[Dataset records]
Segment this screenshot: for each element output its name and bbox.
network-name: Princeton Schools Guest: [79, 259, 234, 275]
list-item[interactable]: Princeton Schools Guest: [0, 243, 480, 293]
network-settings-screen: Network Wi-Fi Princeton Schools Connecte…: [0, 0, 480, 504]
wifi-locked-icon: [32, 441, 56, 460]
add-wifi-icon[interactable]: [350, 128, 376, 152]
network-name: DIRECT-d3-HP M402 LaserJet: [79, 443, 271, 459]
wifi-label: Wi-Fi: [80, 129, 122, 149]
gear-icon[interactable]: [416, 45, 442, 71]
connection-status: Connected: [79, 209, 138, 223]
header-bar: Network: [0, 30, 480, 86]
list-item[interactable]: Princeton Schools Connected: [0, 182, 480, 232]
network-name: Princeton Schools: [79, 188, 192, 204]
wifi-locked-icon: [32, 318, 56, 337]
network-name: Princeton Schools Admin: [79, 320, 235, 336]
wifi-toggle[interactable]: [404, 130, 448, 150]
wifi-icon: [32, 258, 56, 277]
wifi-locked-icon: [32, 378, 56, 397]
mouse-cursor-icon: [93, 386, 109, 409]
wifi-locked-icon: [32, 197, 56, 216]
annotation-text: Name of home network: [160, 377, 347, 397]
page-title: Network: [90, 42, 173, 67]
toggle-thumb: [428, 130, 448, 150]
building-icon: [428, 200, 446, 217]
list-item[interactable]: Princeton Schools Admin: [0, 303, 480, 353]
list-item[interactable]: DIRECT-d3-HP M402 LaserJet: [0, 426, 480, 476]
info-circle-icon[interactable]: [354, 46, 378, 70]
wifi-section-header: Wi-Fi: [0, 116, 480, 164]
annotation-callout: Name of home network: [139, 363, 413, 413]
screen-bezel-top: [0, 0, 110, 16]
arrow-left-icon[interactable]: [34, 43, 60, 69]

* **Short task**:
Please put each line of the items above into a Markdown table with the columns Row and Line, numbering the rows and leaving out blank lines.

* **Reply**:
| Row | Line |
|---|---|
| 1 | Segment this screenshot: for each element output its name and bbox. |
| 2 | network-name: Princeton Schools Guest: [79, 259, 234, 275] |
| 3 | list-item[interactable]: Princeton Schools Guest: [0, 243, 480, 293] |
| 4 | network-settings-screen: Network Wi-Fi Princeton Schools Connecte…: [0, 0, 480, 504] |
| 5 | wifi-locked-icon: [32, 441, 56, 460] |
| 6 | add-wifi-icon[interactable]: [350, 128, 376, 152] |
| 7 | network-name: DIRECT-d3-HP M402 LaserJet: [79, 443, 271, 459] |
| 8 | wifi-label: Wi-Fi: [80, 129, 122, 149] |
| 9 | gear-icon[interactable]: [416, 45, 442, 71] |
| 10 | connection-status: Connected: [79, 209, 138, 223] |
| 11 | header-bar: Network: [0, 30, 480, 86] |
| 12 | list-item[interactable]: Princeton Schools Connected: [0, 182, 480, 232] |
| 13 | network-name: Princeton Schools: [79, 188, 192, 204] |
| 14 | wifi-locked-icon: [32, 318, 56, 337] |
| 15 | network-name: Princeton Schools Admin: [79, 320, 235, 336] |
| 16 | wifi-toggle[interactable]: [404, 130, 448, 150] |
| 17 | wifi-icon: [32, 258, 56, 277] |
| 18 | wifi-locked-icon: [32, 378, 56, 397] |
| 19 | mouse-cursor-icon: [93, 386, 109, 409] |
| 20 | wifi-locked-icon: [32, 197, 56, 216] |
| 21 | annotation-text: Name of home network: [160, 377, 347, 397] |
| 22 | page-title: Network: [90, 42, 173, 67] |
| 23 | toggle-thumb: [428, 130, 448, 150] |
| 24 | building-icon: [428, 200, 446, 217] |
| 25 | list-item[interactable]: Princeton Schools Admin: [0, 303, 480, 353] |
| 26 | list-item[interactable]: DIRECT-d3-HP M402 LaserJet: [0, 426, 480, 476] |
| 27 | info-circle-icon[interactable]: [354, 46, 378, 70] |
| 28 | wifi-section-header: Wi-Fi: [0, 116, 480, 164] |
| 29 | annotation-callout: Name of home network: [139, 363, 413, 413] |
| 30 | screen-bezel-top: [0, 0, 110, 16] |
| 31 | arrow-left-icon[interactable]: [34, 43, 60, 69] |